=== Required task ===
From the line that holds "Enumerate this screenshot's" down to the last line of the listing below, reproduce each line exactly and nothing more, omitting pictures.

Data items:
▬▬▬

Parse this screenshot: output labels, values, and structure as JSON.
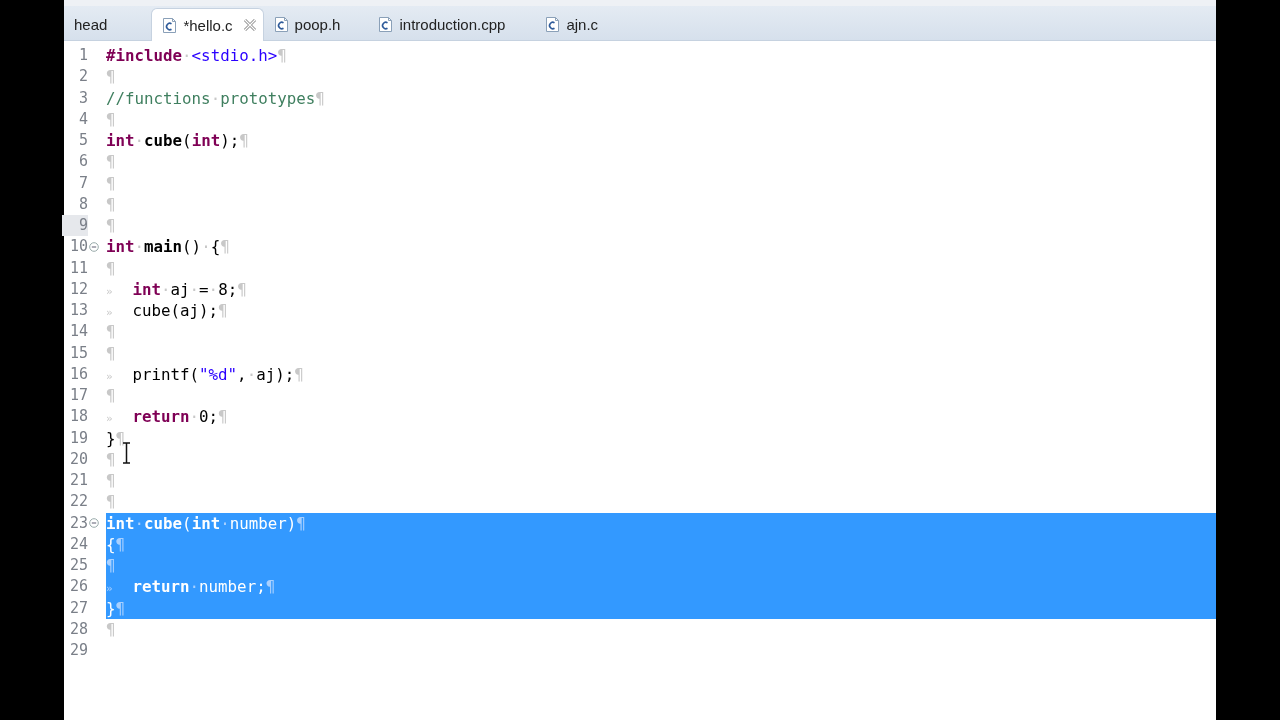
{
  "tabs": [
    {
      "label": "head",
      "selected": false
    },
    {
      "label": "*hello.c",
      "selected": true
    },
    {
      "label": "poop.h",
      "selected": false
    },
    {
      "label": "introduction.cpp",
      "selected": false
    },
    {
      "label": "ajn.c",
      "selected": false
    }
  ],
  "editor": {
    "lines": [
      {
        "number": "1",
        "foldable": false,
        "current": false,
        "selected": false,
        "tokens": [
          {
            "kind": "keyword",
            "text": "#include"
          },
          {
            "kind": "mark",
            "text": "·"
          },
          {
            "kind": "string",
            "text": "<stdio.h>"
          },
          {
            "kind": "mark",
            "text": "¶"
          }
        ]
      },
      {
        "number": "2",
        "foldable": false,
        "current": false,
        "selected": false,
        "tokens": [
          {
            "kind": "mark",
            "text": "¶"
          }
        ]
      },
      {
        "number": "3",
        "foldable": false,
        "current": false,
        "selected": false,
        "tokens": [
          {
            "kind": "comment",
            "text": "//functions"
          },
          {
            "kind": "mark",
            "text": "·"
          },
          {
            "kind": "comment",
            "text": "prototypes"
          },
          {
            "kind": "mark",
            "text": "¶"
          }
        ]
      },
      {
        "number": "4",
        "foldable": false,
        "current": false,
        "selected": false,
        "tokens": [
          {
            "kind": "mark",
            "text": "¶"
          }
        ]
      },
      {
        "number": "5",
        "foldable": false,
        "current": false,
        "selected": false,
        "tokens": [
          {
            "kind": "keyword",
            "text": "int"
          },
          {
            "kind": "mark",
            "text": "·"
          },
          {
            "kind": "name",
            "text": "cube"
          },
          {
            "kind": "plain",
            "text": "("
          },
          {
            "kind": "keyword",
            "text": "int"
          },
          {
            "kind": "plain",
            "text": ");"
          },
          {
            "kind": "mark",
            "text": "¶"
          }
        ]
      },
      {
        "number": "6",
        "foldable": false,
        "current": false,
        "selected": false,
        "tokens": [
          {
            "kind": "mark",
            "text": "¶"
          }
        ]
      },
      {
        "number": "7",
        "foldable": false,
        "current": false,
        "selected": false,
        "tokens": [
          {
            "kind": "mark",
            "text": "¶"
          }
        ]
      },
      {
        "number": "8",
        "foldable": false,
        "current": false,
        "selected": false,
        "tokens": [
          {
            "kind": "mark",
            "text": "¶"
          }
        ]
      },
      {
        "number": "9",
        "foldable": false,
        "current": true,
        "selected": false,
        "tokens": [
          {
            "kind": "mark",
            "text": "¶"
          }
        ]
      },
      {
        "number": "10",
        "foldable": true,
        "current": false,
        "selected": false,
        "tokens": [
          {
            "kind": "keyword",
            "text": "int"
          },
          {
            "kind": "mark",
            "text": "·"
          },
          {
            "kind": "name",
            "text": "main"
          },
          {
            "kind": "plain",
            "text": "()"
          },
          {
            "kind": "mark",
            "text": "·"
          },
          {
            "kind": "plain",
            "text": "{"
          },
          {
            "kind": "mark",
            "text": "¶"
          }
        ]
      },
      {
        "number": "11",
        "foldable": false,
        "current": false,
        "selected": false,
        "tokens": [
          {
            "kind": "mark",
            "text": "¶"
          }
        ]
      },
      {
        "number": "12",
        "foldable": false,
        "current": false,
        "selected": false,
        "tokens": [
          {
            "kind": "tab",
            "text": "»"
          },
          {
            "kind": "keyword",
            "text": "int"
          },
          {
            "kind": "mark",
            "text": "·"
          },
          {
            "kind": "plain",
            "text": "aj"
          },
          {
            "kind": "mark",
            "text": "·"
          },
          {
            "kind": "plain",
            "text": "="
          },
          {
            "kind": "mark",
            "text": "·"
          },
          {
            "kind": "plain",
            "text": "8;"
          },
          {
            "kind": "mark",
            "text": "¶"
          }
        ]
      },
      {
        "number": "13",
        "foldable": false,
        "current": false,
        "selected": false,
        "tokens": [
          {
            "kind": "tab",
            "text": "»"
          },
          {
            "kind": "plain",
            "text": "cube(aj);"
          },
          {
            "kind": "mark",
            "text": "¶"
          }
        ]
      },
      {
        "number": "14",
        "foldable": false,
        "current": false,
        "selected": false,
        "tokens": [
          {
            "kind": "mark",
            "text": "¶"
          }
        ]
      },
      {
        "number": "15",
        "foldable": false,
        "current": false,
        "selected": false,
        "tokens": [
          {
            "kind": "mark",
            "text": "¶"
          }
        ]
      },
      {
        "number": "16",
        "foldable": false,
        "current": false,
        "selected": false,
        "tokens": [
          {
            "kind": "tab",
            "text": "»"
          },
          {
            "kind": "plain",
            "text": "printf("
          },
          {
            "kind": "string",
            "text": "\"%d\""
          },
          {
            "kind": "plain",
            "text": ","
          },
          {
            "kind": "mark",
            "text": "·"
          },
          {
            "kind": "plain",
            "text": "aj);"
          },
          {
            "kind": "mark",
            "text": "¶"
          }
        ]
      },
      {
        "number": "17",
        "foldable": false,
        "current": false,
        "selected": false,
        "tokens": [
          {
            "kind": "mark",
            "text": "¶"
          }
        ]
      },
      {
        "number": "18",
        "foldable": false,
        "current": false,
        "selected": false,
        "tokens": [
          {
            "kind": "tab",
            "text": "»"
          },
          {
            "kind": "keyword",
            "text": "return"
          },
          {
            "kind": "mark",
            "text": "·"
          },
          {
            "kind": "plain",
            "text": "0;"
          },
          {
            "kind": "mark",
            "text": "¶"
          }
        ]
      },
      {
        "number": "19",
        "foldable": false,
        "current": false,
        "selected": false,
        "tokens": [
          {
            "kind": "plain",
            "text": "}"
          },
          {
            "kind": "mark",
            "text": "¶"
          }
        ]
      },
      {
        "number": "20",
        "foldable": false,
        "current": false,
        "selected": false,
        "tokens": [
          {
            "kind": "mark",
            "text": "¶"
          }
        ]
      },
      {
        "number": "21",
        "foldable": false,
        "current": false,
        "selected": false,
        "tokens": [
          {
            "kind": "mark",
            "text": "¶"
          }
        ]
      },
      {
        "number": "22",
        "foldable": false,
        "current": false,
        "selected": false,
        "tokens": [
          {
            "kind": "mark",
            "text": "¶"
          }
        ]
      },
      {
        "number": "23",
        "foldable": true,
        "current": false,
        "selected": true,
        "tokens": [
          {
            "kind": "keyword",
            "text": "int"
          },
          {
            "kind": "mark",
            "text": "·"
          },
          {
            "kind": "name",
            "text": "cube"
          },
          {
            "kind": "plain",
            "text": "("
          },
          {
            "kind": "keyword",
            "text": "int"
          },
          {
            "kind": "mark",
            "text": "·"
          },
          {
            "kind": "plain",
            "text": "number)"
          },
          {
            "kind": "mark",
            "text": "¶"
          }
        ]
      },
      {
        "number": "24",
        "foldable": false,
        "current": false,
        "selected": true,
        "tokens": [
          {
            "kind": "plain",
            "text": "{"
          },
          {
            "kind": "mark",
            "text": "¶"
          }
        ]
      },
      {
        "number": "25",
        "foldable": false,
        "current": false,
        "selected": true,
        "tokens": [
          {
            "kind": "mark",
            "text": "¶"
          }
        ]
      },
      {
        "number": "26",
        "foldable": false,
        "current": false,
        "selected": true,
        "tokens": [
          {
            "kind": "tab",
            "text": "»"
          },
          {
            "kind": "keyword",
            "text": "return"
          },
          {
            "kind": "mark",
            "text": "·"
          },
          {
            "kind": "plain",
            "text": "number;"
          },
          {
            "kind": "mark",
            "text": "¶"
          }
        ]
      },
      {
        "number": "27",
        "foldable": false,
        "current": false,
        "selected": true,
        "tokens": [
          {
            "kind": "plain",
            "text": "}"
          },
          {
            "kind": "mark",
            "text": "¶"
          }
        ]
      },
      {
        "number": "28",
        "foldable": false,
        "current": false,
        "selected": false,
        "tokens": [
          {
            "kind": "mark",
            "text": "¶"
          }
        ]
      },
      {
        "number": "29",
        "foldable": false,
        "current": false,
        "selected": false
      }
    ]
  }
}
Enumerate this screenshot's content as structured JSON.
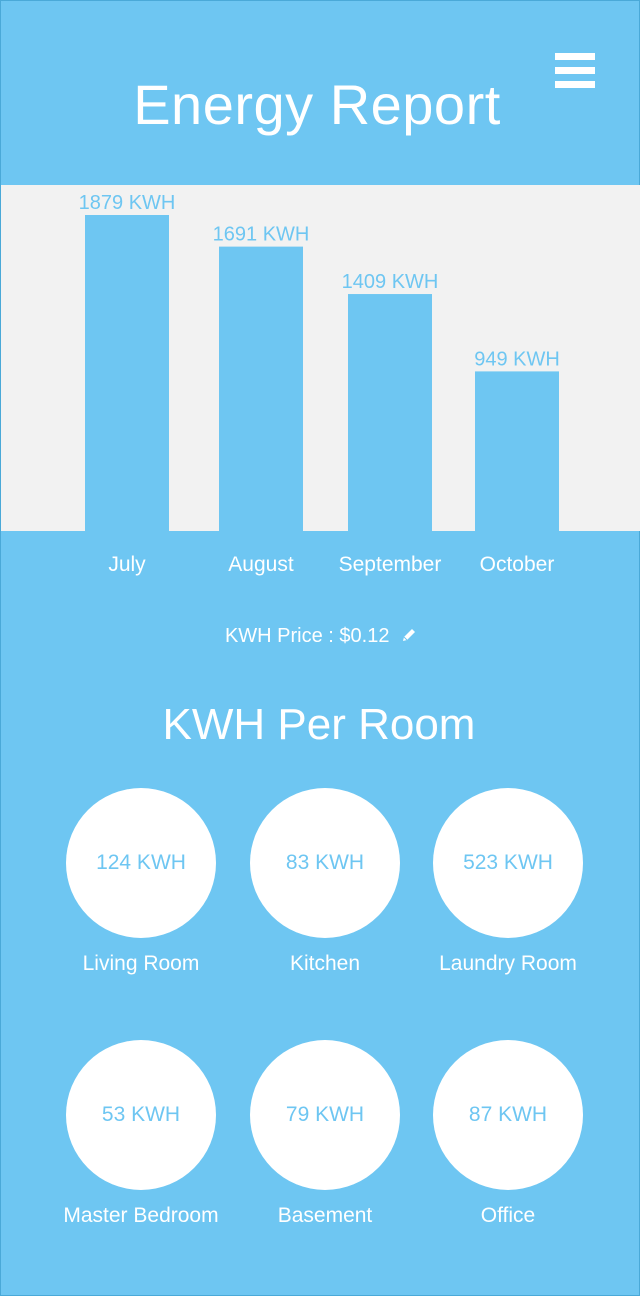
{
  "header": {
    "title": "Energy Report",
    "menu_icon": "hamburger-menu-icon"
  },
  "chart_data": {
    "type": "bar",
    "categories": [
      "July",
      "August",
      "September",
      "October"
    ],
    "values": [
      1879,
      1691,
      1409,
      949
    ],
    "data_labels": [
      "1879 KWH",
      "1691 KWH",
      "1409 KWH",
      "949 KWH"
    ],
    "unit": "KWH",
    "title": "",
    "xlabel": "",
    "ylabel": "",
    "grid": false
  },
  "price": {
    "label": "KWH Price : $0.12",
    "edit_icon": "pencil-icon"
  },
  "rooms": {
    "title": "KWH Per Room",
    "items": [
      {
        "name": "Living Room",
        "value": "124 KWH"
      },
      {
        "name": "Kitchen",
        "value": "83 KWH"
      },
      {
        "name": "Laundry Room",
        "value": "523 KWH"
      },
      {
        "name": "Master Bedroom",
        "value": "53 KWH"
      },
      {
        "name": "Basement",
        "value": "79 KWH"
      },
      {
        "name": "Office",
        "value": "87 KWH"
      }
    ]
  },
  "colors": {
    "background": "#6ec6f2",
    "chart_panel": "#f2f2f2",
    "bars": "#6ec6f2",
    "text": "#ffffff"
  }
}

▬▬▬

=== Expected answer ===
Enumerate this screenshot's content as structured JSON.
{
  "header": {
    "title": "Energy Report",
    "menu_icon": "hamburger-menu-icon"
  },
  "chart_data": {
    "type": "bar",
    "categories": [
      "July",
      "August",
      "September",
      "October"
    ],
    "values": [
      1879,
      1691,
      1409,
      949
    ],
    "data_labels": [
      "1879 KWH",
      "1691 KWH",
      "1409 KWH",
      "949 KWH"
    ],
    "unit": "KWH",
    "title": "",
    "xlabel": "",
    "ylabel": "",
    "grid": false
  },
  "price": {
    "label": "KWH Price : $0.12",
    "edit_icon": "pencil-icon"
  },
  "rooms": {
    "title": "KWH Per Room",
    "items": [
      {
        "name": "Living Room",
        "value": "124 KWH"
      },
      {
        "name": "Kitchen",
        "value": "83 KWH"
      },
      {
        "name": "Laundry Room",
        "value": "523 KWH"
      },
      {
        "name": "Master Bedroom",
        "value": "53 KWH"
      },
      {
        "name": "Basement",
        "value": "79 KWH"
      },
      {
        "name": "Office",
        "value": "87 KWH"
      }
    ]
  },
  "colors": {
    "background": "#6ec6f2",
    "chart_panel": "#f2f2f2",
    "bars": "#6ec6f2",
    "text": "#ffffff"
  }
}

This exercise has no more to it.